_Set exercise_
Find the word "JSON" in the listing; pull out each line holding it.

_Collected data_

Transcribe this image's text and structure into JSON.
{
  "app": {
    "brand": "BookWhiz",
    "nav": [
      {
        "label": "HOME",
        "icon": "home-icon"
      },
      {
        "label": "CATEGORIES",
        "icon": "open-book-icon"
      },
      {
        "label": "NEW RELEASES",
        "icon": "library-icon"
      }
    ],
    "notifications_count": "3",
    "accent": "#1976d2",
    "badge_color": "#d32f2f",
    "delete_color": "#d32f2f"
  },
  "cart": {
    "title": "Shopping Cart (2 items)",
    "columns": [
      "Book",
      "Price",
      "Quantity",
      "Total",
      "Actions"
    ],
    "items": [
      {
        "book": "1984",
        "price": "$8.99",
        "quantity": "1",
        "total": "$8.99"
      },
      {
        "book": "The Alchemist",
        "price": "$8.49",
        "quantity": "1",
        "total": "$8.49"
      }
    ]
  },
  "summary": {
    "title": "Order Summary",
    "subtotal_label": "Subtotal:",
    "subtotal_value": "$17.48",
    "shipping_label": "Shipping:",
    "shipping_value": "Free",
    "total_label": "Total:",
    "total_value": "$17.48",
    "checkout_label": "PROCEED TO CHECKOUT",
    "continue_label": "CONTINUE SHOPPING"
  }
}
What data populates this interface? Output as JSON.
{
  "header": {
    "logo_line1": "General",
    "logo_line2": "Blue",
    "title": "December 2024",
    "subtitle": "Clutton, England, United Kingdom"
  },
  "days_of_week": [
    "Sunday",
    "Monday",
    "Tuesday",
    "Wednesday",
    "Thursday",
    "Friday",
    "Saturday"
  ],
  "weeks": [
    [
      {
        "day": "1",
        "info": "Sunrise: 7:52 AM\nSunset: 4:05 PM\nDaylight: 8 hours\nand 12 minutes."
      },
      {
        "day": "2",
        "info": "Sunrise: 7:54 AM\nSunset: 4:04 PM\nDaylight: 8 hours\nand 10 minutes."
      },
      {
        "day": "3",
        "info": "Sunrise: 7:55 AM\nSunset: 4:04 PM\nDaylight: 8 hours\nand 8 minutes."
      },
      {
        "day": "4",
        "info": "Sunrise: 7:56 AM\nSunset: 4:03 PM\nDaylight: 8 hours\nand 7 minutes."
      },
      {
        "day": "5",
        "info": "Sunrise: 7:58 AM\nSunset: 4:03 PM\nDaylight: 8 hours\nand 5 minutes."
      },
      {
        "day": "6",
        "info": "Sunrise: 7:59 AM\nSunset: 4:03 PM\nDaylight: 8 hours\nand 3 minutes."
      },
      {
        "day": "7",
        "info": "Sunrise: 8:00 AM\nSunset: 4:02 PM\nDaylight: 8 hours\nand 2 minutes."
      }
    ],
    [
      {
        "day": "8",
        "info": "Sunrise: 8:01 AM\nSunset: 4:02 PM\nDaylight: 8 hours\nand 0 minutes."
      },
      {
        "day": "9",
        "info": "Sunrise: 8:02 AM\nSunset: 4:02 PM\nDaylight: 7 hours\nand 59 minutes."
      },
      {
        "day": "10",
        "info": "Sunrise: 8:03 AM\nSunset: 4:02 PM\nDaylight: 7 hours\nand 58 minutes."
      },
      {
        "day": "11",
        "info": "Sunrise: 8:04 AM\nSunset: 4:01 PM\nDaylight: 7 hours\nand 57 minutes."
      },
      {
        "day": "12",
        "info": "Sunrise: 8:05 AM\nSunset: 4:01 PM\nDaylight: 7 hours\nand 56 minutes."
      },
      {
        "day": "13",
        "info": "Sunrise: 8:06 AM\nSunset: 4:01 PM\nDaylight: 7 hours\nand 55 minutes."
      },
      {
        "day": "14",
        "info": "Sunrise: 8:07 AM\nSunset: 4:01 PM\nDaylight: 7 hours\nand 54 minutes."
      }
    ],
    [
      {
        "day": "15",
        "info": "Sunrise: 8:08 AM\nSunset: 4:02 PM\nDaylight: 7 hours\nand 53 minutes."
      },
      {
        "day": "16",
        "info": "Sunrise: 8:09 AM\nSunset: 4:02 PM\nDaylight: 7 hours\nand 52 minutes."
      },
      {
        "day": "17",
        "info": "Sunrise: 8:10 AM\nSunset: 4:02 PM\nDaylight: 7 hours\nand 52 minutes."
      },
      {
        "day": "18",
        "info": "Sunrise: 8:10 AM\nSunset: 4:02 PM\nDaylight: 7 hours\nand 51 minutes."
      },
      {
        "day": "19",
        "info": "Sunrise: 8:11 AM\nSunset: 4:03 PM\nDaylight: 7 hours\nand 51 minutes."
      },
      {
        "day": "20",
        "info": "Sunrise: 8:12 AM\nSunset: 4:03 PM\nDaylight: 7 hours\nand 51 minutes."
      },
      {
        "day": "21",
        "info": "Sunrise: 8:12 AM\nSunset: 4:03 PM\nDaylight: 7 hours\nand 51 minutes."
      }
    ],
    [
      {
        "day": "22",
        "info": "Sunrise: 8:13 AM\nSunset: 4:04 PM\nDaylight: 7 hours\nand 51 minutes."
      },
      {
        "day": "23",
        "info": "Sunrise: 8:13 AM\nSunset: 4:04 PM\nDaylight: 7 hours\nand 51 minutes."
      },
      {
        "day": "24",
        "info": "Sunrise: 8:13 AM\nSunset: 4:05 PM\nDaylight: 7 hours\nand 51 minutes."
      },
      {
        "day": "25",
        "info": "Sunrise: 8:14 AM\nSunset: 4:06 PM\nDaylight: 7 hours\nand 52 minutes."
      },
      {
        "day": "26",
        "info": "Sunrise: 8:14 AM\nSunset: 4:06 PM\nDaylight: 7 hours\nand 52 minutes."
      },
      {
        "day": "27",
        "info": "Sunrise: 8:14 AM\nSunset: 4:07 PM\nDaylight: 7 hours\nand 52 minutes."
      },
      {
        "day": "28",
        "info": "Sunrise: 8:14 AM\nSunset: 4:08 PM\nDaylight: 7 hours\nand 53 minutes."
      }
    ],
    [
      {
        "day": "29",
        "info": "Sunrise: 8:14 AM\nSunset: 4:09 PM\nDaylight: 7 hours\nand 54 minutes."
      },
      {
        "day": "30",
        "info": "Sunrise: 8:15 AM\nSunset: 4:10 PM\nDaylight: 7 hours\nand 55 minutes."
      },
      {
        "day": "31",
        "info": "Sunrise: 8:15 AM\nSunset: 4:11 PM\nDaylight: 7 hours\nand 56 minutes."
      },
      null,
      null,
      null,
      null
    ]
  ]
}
---
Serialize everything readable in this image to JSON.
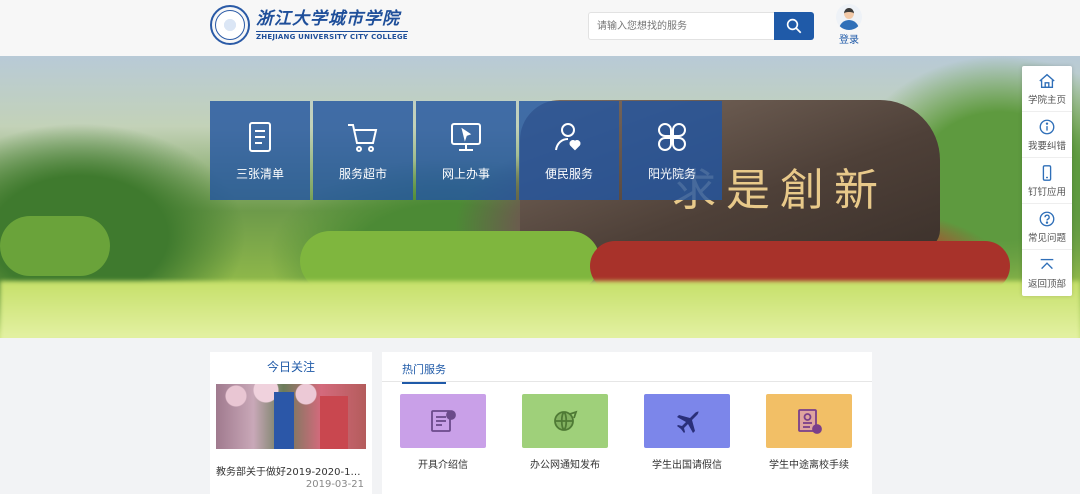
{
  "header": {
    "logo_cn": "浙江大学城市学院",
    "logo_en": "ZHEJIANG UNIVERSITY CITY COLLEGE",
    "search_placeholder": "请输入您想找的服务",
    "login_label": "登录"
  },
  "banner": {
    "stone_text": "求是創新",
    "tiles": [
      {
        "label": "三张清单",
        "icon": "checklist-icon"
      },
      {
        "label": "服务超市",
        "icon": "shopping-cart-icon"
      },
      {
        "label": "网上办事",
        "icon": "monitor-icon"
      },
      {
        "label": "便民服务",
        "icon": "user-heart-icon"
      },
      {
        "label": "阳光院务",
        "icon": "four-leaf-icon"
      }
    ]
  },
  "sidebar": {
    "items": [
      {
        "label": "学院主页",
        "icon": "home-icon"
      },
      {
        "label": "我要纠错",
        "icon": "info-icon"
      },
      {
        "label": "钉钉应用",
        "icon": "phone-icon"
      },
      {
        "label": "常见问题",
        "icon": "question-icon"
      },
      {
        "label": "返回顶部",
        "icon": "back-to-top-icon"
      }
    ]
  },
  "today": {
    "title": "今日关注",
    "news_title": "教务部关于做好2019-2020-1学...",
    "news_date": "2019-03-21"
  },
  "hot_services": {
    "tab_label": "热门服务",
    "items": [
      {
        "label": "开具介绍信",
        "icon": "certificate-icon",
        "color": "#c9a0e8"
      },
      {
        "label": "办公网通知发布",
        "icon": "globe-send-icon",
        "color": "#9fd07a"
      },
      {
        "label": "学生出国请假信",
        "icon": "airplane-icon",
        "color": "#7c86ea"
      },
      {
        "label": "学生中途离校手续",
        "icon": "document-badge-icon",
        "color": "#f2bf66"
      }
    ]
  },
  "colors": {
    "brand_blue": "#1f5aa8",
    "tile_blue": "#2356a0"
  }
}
==
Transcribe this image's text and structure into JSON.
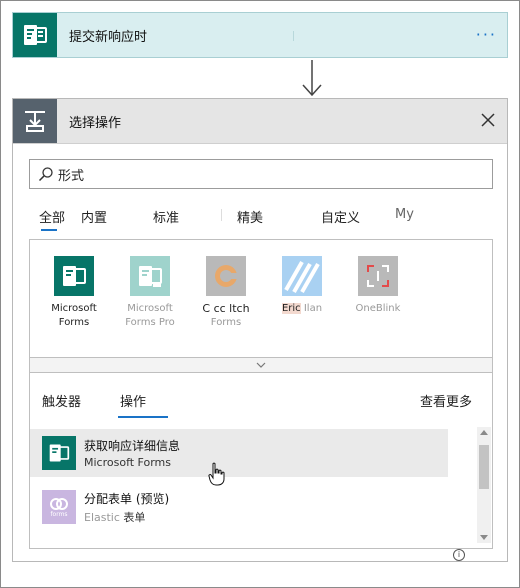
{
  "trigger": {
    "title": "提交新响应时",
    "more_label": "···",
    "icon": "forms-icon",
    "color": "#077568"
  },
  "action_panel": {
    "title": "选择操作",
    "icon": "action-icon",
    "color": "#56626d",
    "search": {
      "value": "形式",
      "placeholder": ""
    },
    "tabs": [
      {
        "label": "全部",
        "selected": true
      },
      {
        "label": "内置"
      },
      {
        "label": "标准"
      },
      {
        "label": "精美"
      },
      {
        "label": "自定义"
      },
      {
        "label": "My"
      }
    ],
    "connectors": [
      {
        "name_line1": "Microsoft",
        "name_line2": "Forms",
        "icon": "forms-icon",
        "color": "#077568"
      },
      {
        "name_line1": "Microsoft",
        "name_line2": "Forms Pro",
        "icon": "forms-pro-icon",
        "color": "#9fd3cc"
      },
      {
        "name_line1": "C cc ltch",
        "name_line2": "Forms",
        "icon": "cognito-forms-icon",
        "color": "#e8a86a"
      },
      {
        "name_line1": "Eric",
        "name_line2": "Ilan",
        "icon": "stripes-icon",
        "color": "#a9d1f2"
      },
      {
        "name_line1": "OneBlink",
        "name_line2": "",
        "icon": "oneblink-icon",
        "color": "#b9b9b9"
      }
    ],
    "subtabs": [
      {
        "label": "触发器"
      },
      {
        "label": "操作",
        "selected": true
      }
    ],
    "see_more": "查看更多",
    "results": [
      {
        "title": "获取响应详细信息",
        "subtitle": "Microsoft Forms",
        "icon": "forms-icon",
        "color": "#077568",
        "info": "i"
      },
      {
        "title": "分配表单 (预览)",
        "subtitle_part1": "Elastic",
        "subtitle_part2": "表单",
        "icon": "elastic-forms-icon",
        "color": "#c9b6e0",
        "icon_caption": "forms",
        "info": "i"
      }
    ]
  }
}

_Exercise result_
Transcribe this image's text and structure into JSON.
What data populates this interface? Output as JSON.
Serialize everything readable in this image to JSON.
Transcribe this image's text and structure into JSON.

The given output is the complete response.